# Objective
Make an exact copy of the records, with the images left out.

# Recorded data
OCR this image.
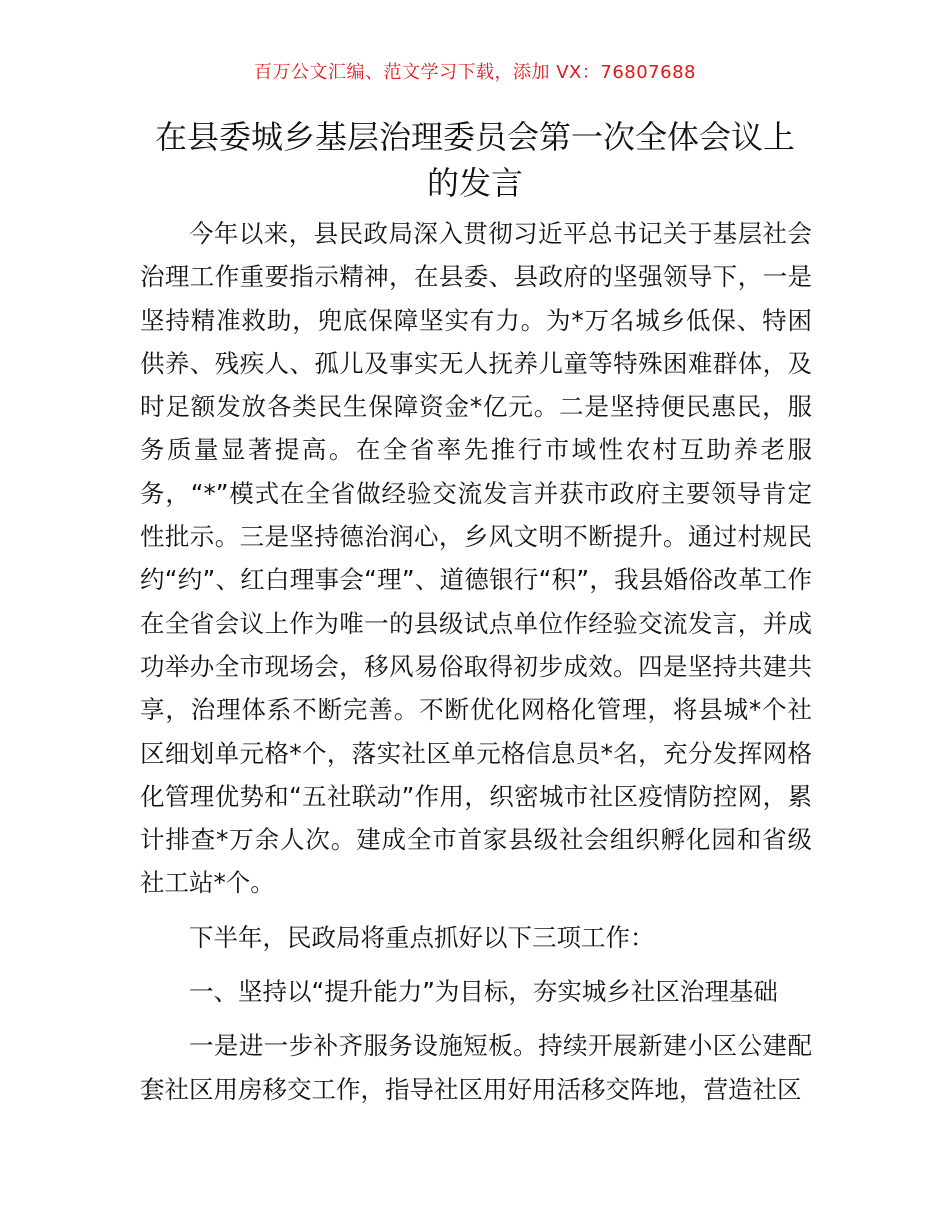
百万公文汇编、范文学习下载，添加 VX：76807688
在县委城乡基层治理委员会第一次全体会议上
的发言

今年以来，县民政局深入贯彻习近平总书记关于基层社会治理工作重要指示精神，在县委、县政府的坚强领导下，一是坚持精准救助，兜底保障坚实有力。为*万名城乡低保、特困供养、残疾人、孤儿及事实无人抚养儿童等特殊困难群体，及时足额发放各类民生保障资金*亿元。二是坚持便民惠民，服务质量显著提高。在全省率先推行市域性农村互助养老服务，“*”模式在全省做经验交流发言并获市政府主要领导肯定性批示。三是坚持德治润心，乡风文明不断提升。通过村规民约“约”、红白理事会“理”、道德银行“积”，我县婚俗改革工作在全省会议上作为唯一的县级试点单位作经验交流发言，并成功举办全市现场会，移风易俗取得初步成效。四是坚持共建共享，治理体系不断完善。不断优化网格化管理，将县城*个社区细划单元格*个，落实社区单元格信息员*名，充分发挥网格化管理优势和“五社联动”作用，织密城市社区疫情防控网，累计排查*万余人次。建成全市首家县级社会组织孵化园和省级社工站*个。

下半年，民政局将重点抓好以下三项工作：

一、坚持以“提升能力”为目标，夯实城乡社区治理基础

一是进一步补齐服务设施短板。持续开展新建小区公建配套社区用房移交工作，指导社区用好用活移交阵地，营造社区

# Response
OCR this image.
百万公文汇编、范文学习下载，添加 VX：76807688
在县委城乡基层治理委员会第一次全体会议上
的发言

今年以来，县民政局深入贯彻习近平总书记关于基层社会治理工作重要指示精神，在县委、县政府的坚强领导下，一是坚持精准救助，兜底保障坚实有力。为*万名城乡低保、特困供养、残疾人、孤儿及事实无人抚养儿童等特殊困难群体，及时足额发放各类民生保障资金*亿元。二是坚持便民惠民，服务质量显著提高。在全省率先推行市域性农村互助养老服务，“*”模式在全省做经验交流发言并获市政府主要领导肯定性批示。三是坚持德治润心，乡风文明不断提升。通过村规民约“约”、红白理事会“理”、道德银行“积”，我县婚俗改革工作在全省会议上作为唯一的县级试点单位作经验交流发言，并成功举办全市现场会，移风易俗取得初步成效。四是坚持共建共享，治理体系不断完善。不断优化网格化管理，将县城*个社区细划单元格*个，落实社区单元格信息员*名，充分发挥网格化管理优势和“五社联动”作用，织密城市社区疫情防控网，累计排查*万余人次。建成全市首家县级社会组织孵化园和省级社工站*个。

下半年，民政局将重点抓好以下三项工作：

一、坚持以“提升能力”为目标，夯实城乡社区治理基础

一是进一步补齐服务设施短板。持续开展新建小区公建配套社区用房移交工作，指导社区用好用活移交阵地，营造社区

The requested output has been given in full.